▶ _STATED PROBLEM_:
Retyping should cover only the lines from the one containing "What data populates" through the final line of the records, with pictures omitted.

▶ _INPUT DATA_:
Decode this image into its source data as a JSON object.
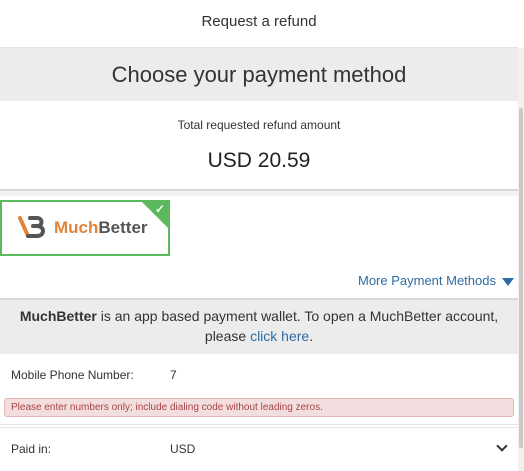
{
  "header": {
    "title": "Request a refund"
  },
  "payment": {
    "heading": "Choose your payment method",
    "amount_label": "Total requested refund amount",
    "amount_value": "USD 20.59"
  },
  "method_tile": {
    "brand_part1": "Much",
    "brand_part2": "Better",
    "selected": true,
    "accent_color": "#5cb85c"
  },
  "more_methods_label": "More Payment Methods",
  "info": {
    "brand": "MuchBetter",
    "text": " is an app based payment wallet. To open a MuchBetter account, please ",
    "link_text": "click here",
    "suffix": "."
  },
  "form": {
    "phone_label": "Mobile Phone Number:",
    "phone_value": "7",
    "phone_error": "Please enter numbers only; include dialing code without leading zeros.",
    "currency_label": "Paid in:",
    "currency_value": "USD"
  }
}
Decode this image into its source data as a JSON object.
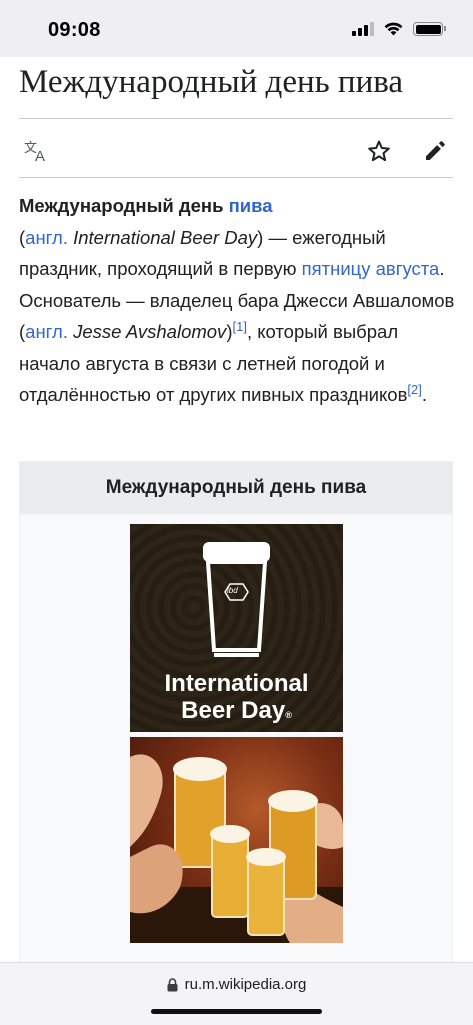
{
  "status": {
    "time": "09:08"
  },
  "article": {
    "title": "Международный день пива",
    "intro": {
      "t1": "Международный день ",
      "t2": "пива",
      "t3": "(",
      "t4": "англ.",
      "t5": " International Beer Day",
      "t6": ") — ежегодный праздник, проходящий в первую ",
      "t7": "пятницу августа",
      "t8": ". Основатель — владелец бара Джесси Авшаломов (",
      "t9": "англ.",
      "t10": " Jesse Avshalomov",
      "t11": ")",
      "ref1": "[1]",
      "t12": ", который выбрал начало августа в связи с летней погодой и отдалённостью от других пивных праздников",
      "ref2": "[2]",
      "t13": "."
    }
  },
  "toolbar": {
    "icons": [
      "translate-icon",
      "star-icon",
      "edit-icon"
    ]
  },
  "infobox": {
    "caption": "Международный день пива",
    "logo": {
      "badge": "ibd",
      "line1": "International",
      "line2": "Beer Day",
      "mark": "®"
    }
  },
  "browser": {
    "url": "ru.m.wikipedia.org"
  }
}
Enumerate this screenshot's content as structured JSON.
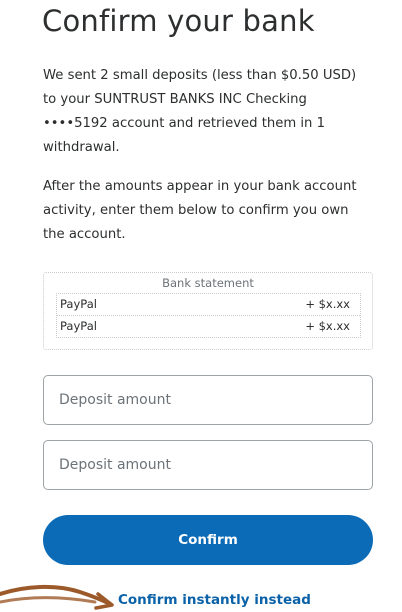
{
  "page": {
    "title": "Confirm your bank",
    "intro": "We sent 2 small deposits (less than $0.50 USD) to your SUNTRUST BANKS INC Checking ••••5192 account and retrieved them in 1 withdrawal.",
    "instructions": "After the amounts appear in your bank account activity, enter them below to confirm you own the account."
  },
  "statement": {
    "title": "Bank statement",
    "rows": [
      {
        "name": "PayPal",
        "amount": "+ $x.xx"
      },
      {
        "name": "PayPal",
        "amount": "+ $x.xx"
      }
    ]
  },
  "form": {
    "deposit1_placeholder": "Deposit amount",
    "deposit2_placeholder": "Deposit amount",
    "confirm_label": "Confirm",
    "instant_label": "Confirm instantly instead"
  },
  "colors": {
    "primary_button": "#0b6bb7",
    "link": "#0b62a8",
    "annotation_arrow": "#9c5a2a"
  }
}
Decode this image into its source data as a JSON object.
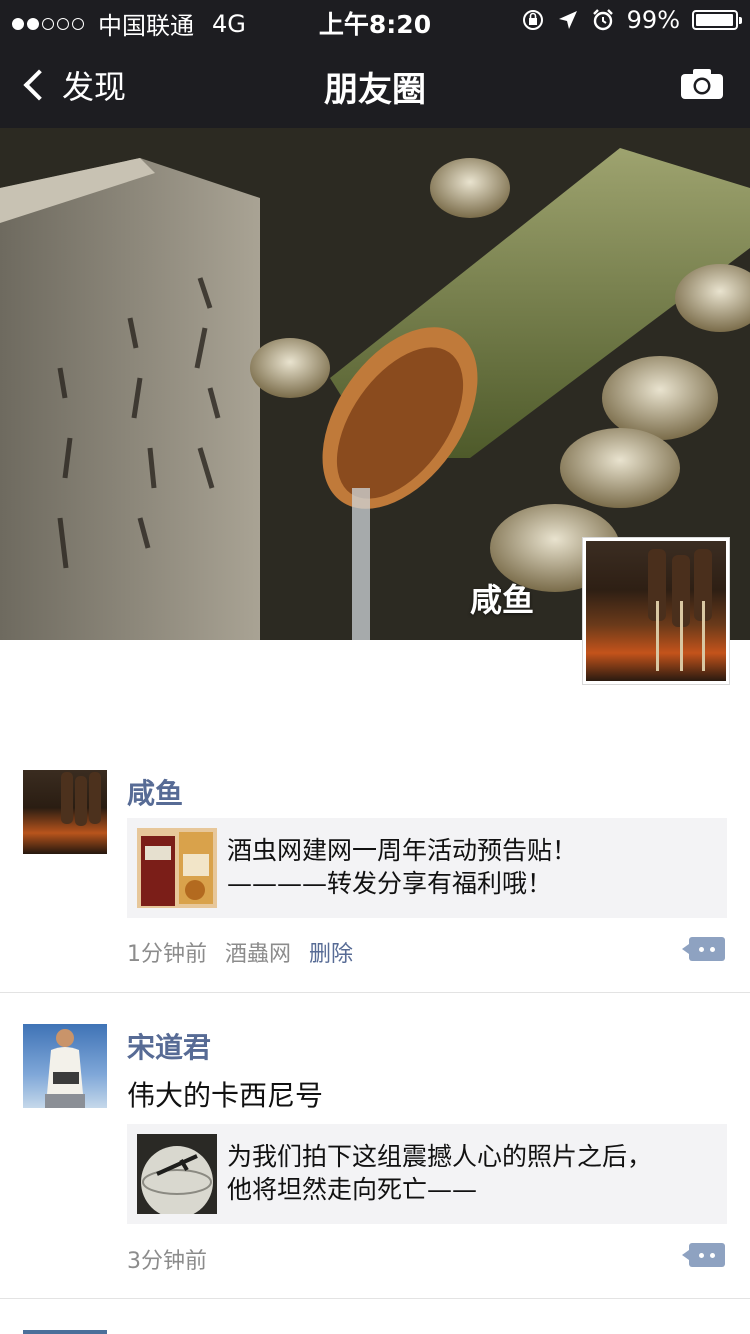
{
  "status_bar": {
    "carrier": "中国联通",
    "network": "4G",
    "time": "上午8:20",
    "battery": "99%",
    "signal_bars_filled": 2,
    "signal_bars_total": 5
  },
  "nav": {
    "back_label": "发现",
    "title": "朋友圈",
    "camera_icon": "camera-icon"
  },
  "cover": {
    "user_name": "咸鱼"
  },
  "posts": [
    {
      "author": "咸鱼",
      "text": "",
      "link": "酒虫网建网一周年活动预告贴！\n————转发分享有福利哦！",
      "time": "1分钟前",
      "source": "酒蟲网",
      "delete_label": "删除"
    },
    {
      "author": "宋道君",
      "text": "伟大的卡西尼号",
      "link": "为我们拍下这组震撼人心的照片之后，\n他将坦然走向死亡——",
      "time": "3分钟前"
    }
  ],
  "colors": {
    "nav_bg": "#1d1d21",
    "name_link": "#576b95",
    "card_bg": "#f3f3f5"
  }
}
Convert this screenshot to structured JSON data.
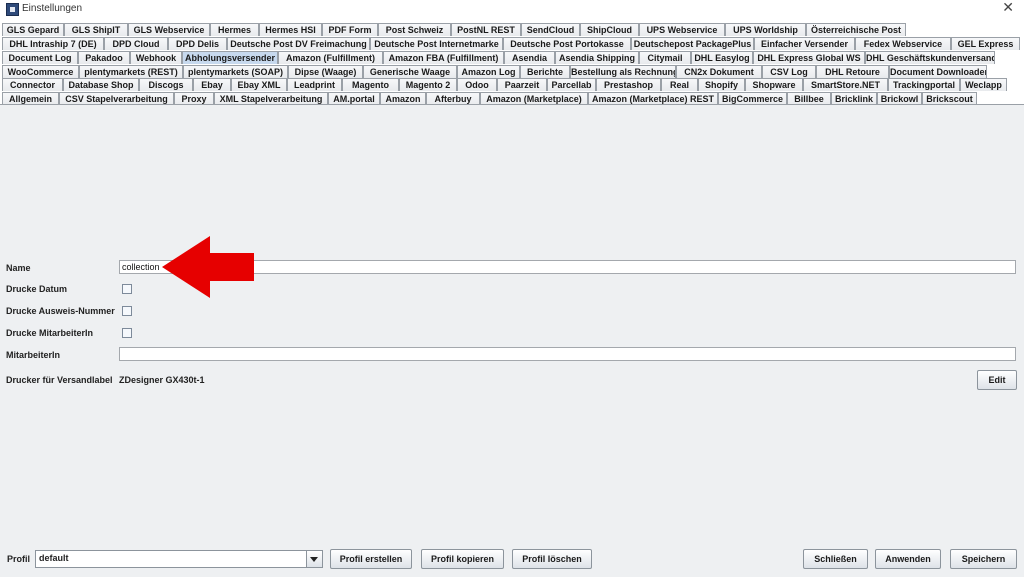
{
  "window": {
    "title": "Einstellungen",
    "close_glyph": "✕"
  },
  "tab_rows": [
    [
      "GLS Gepard",
      "GLS ShipIT",
      "GLS Webservice",
      "Hermes",
      "Hermes HSI",
      "PDF Form",
      "Post Schweiz",
      "PostNL REST",
      "SendCloud",
      "ShipCloud",
      "UPS Webservice",
      "UPS Worldship",
      "Österreichische Post"
    ],
    [
      "DHL Intraship 7 (DE)",
      "DPD Cloud",
      "DPD Delis",
      "Deutsche Post DV Freimachung",
      "Deutsche Post Internetmarke",
      "Deutsche Post Portokasse",
      "Deutschepost PackagePlus",
      "Einfacher Versender",
      "Fedex Webservice",
      "GEL Express"
    ],
    [
      "Document Log",
      "Pakadoo",
      "Webhook",
      "Abholungsversender",
      "Amazon (Fulfillment)",
      "Amazon FBA (Fulfillment)",
      "Asendia",
      "Asendia Shipping",
      "Citymail",
      "DHL Easylog",
      "DHL Express Global WS",
      "DHL Geschäftskundenversand"
    ],
    [
      "WooCommerce",
      "plentymarkets (REST)",
      "plentymarkets (SOAP)",
      "Dipse (Waage)",
      "Generische Waage",
      "Amazon Log",
      "Berichte",
      "Bestellung als Rechnung",
      "CN2x Dokument",
      "CSV Log",
      "DHL Retoure",
      "Document Downloader"
    ],
    [
      "Connector",
      "Database Shop",
      "Discogs",
      "Ebay",
      "Ebay XML",
      "Leadprint",
      "Magento",
      "Magento 2",
      "Odoo",
      "Paarzeit",
      "Parcellab",
      "Prestashop",
      "Real",
      "Shopify",
      "Shopware",
      "SmartStore.NET",
      "Trackingportal",
      "Weclapp"
    ],
    [
      "Allgemein",
      "CSV Stapelverarbeitung",
      "Proxy",
      "XML Stapelverarbeitung",
      "AM.portal",
      "Amazon",
      "Afterbuy",
      "Amazon (Marketplace)",
      "Amazon (Marketplace) REST",
      "BigCommerce",
      "Billbee",
      "Bricklink",
      "Brickowl",
      "Brickscout"
    ]
  ],
  "active_tab": "Abholungsversender",
  "form": {
    "name_label": "Name",
    "name_value": "collection",
    "drucke_datum_label": "Drucke Datum",
    "drucke_ausweis_label": "Drucke Ausweis-Nummer",
    "drucke_mitarbeiter_label": "Drucke MitarbeiterIn",
    "mitarbeiter_label": "MitarbeiterIn",
    "mitarbeiter_value": "",
    "drucker_label": "Drucker für Versandlabel",
    "drucker_value": "ZDesigner GX430t-1",
    "edit_label": "Edit",
    "checkbox_datum_checked": false,
    "checkbox_ausweis_checked": false,
    "checkbox_mitarbeiter_checked": false
  },
  "annotation": {
    "arrow_color": "#e60000",
    "arrow_icon": "red-arrow-pointing-left"
  },
  "footer": {
    "profil_label": "Profil",
    "profil_value": "default",
    "profil_erstellen": "Profil erstellen",
    "profil_kopieren": "Profil kopieren",
    "profil_loeschen": "Profil löschen",
    "schliessen": "Schließen",
    "anwenden": "Anwenden",
    "speichern": "Speichern"
  }
}
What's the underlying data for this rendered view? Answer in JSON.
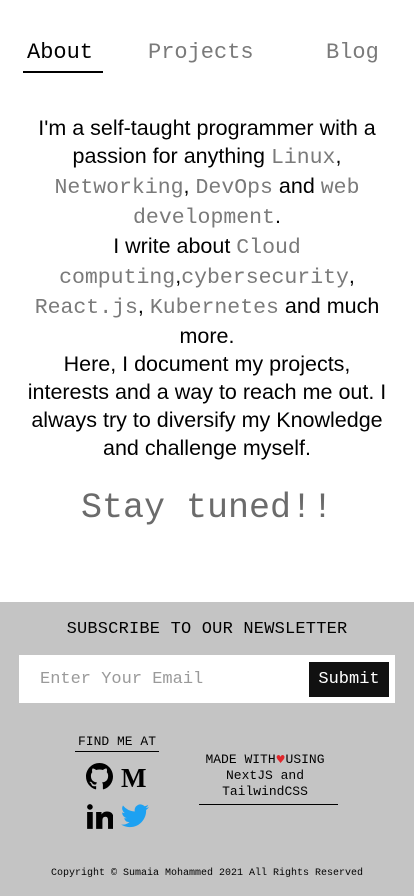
{
  "nav": {
    "tabs": [
      {
        "label": "About",
        "active": true
      },
      {
        "label": "Projects",
        "active": false
      },
      {
        "label": "Blog",
        "active": false
      }
    ]
  },
  "bio": {
    "p1_text1": "I'm a self-taught programmer with a passion for anything ",
    "linux": "Linux",
    "comma1": ",",
    "networking": "Networking",
    "comma2": ",",
    "devops": "DevOps",
    "and1": " and ",
    "webdev": "web development",
    "period1": ".",
    "p2_text1": "I write about ",
    "cloud": "Cloud computing",
    "comma3": ",",
    "cyber": "cybersecurity",
    "comma4": ",",
    "react": "React.js",
    "comma5": ",",
    "k8s": "Kubernetes",
    "p2_text2": " and much more.",
    "p3": "Here, I document my projects, interests and a way to reach me out. I always try to diversify my Knowledge and challenge myself."
  },
  "stay_tuned": "Stay tuned!!",
  "newsletter": {
    "title": "SUBSCRIBE TO OUR NEWSLETTER",
    "placeholder": "Enter Your Email",
    "submit_label": "Submit"
  },
  "find_me": {
    "label": "FIND ME AT",
    "icons": [
      "github-icon",
      "medium-icon",
      "linkedin-icon",
      "twitter-icon"
    ]
  },
  "made_with": {
    "prefix": "MADE WITH",
    "heart": "♥",
    "suffix": "USING",
    "line2": "NextJS and",
    "line3": "TailwindCSS"
  },
  "copyright": "Copyright © Sumaia Mohammed 2021 All Rights Reserved",
  "colors": {
    "accent_gray": "#7a7a7a",
    "footer_bg": "#c4c4c4",
    "twitter_blue": "#1da1f2",
    "heart_red": "#e0262b"
  }
}
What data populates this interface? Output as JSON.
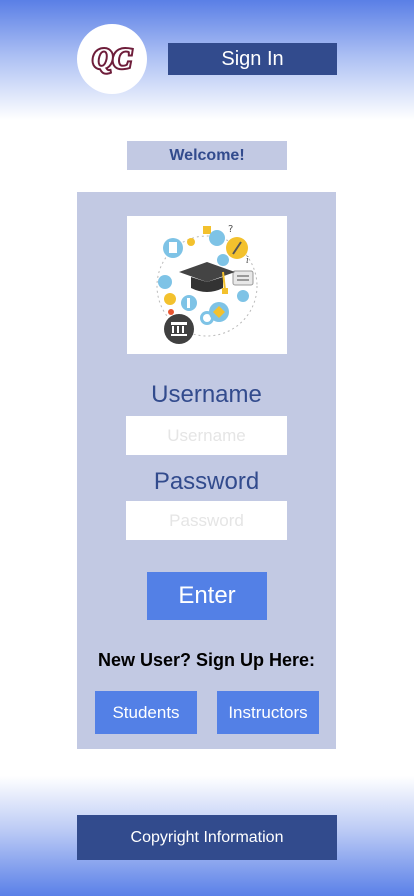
{
  "header": {
    "logo_text": "QC",
    "signin_label": "Sign In"
  },
  "welcome": "Welcome!",
  "form": {
    "illustration_icon": "education-graduation-cap-icon",
    "username_label": "Username",
    "username_placeholder": "Username",
    "username_value": "",
    "password_label": "Password",
    "password_placeholder": "Password",
    "password_value": "",
    "enter_label": "Enter"
  },
  "signup": {
    "prompt": "New User? Sign Up Here:",
    "students_label": "Students",
    "instructors_label": "Instructors"
  },
  "footer": {
    "copyright_label": "Copyright Information"
  },
  "colors": {
    "dark_blue": "#324b8d",
    "accent_blue": "#5380e6",
    "panel_lavender": "#c2c9e3"
  }
}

▶ _WRITTEN REPLY_:
What data populates this interface? Output as JSON.
{
  "header": {
    "logo_text": "QC",
    "signin_label": "Sign In"
  },
  "welcome": "Welcome!",
  "form": {
    "illustration_icon": "education-graduation-cap-icon",
    "username_label": "Username",
    "username_placeholder": "Username",
    "username_value": "",
    "password_label": "Password",
    "password_placeholder": "Password",
    "password_value": "",
    "enter_label": "Enter"
  },
  "signup": {
    "prompt": "New User? Sign Up Here:",
    "students_label": "Students",
    "instructors_label": "Instructors"
  },
  "footer": {
    "copyright_label": "Copyright Information"
  },
  "colors": {
    "dark_blue": "#324b8d",
    "accent_blue": "#5380e6",
    "panel_lavender": "#c2c9e3"
  }
}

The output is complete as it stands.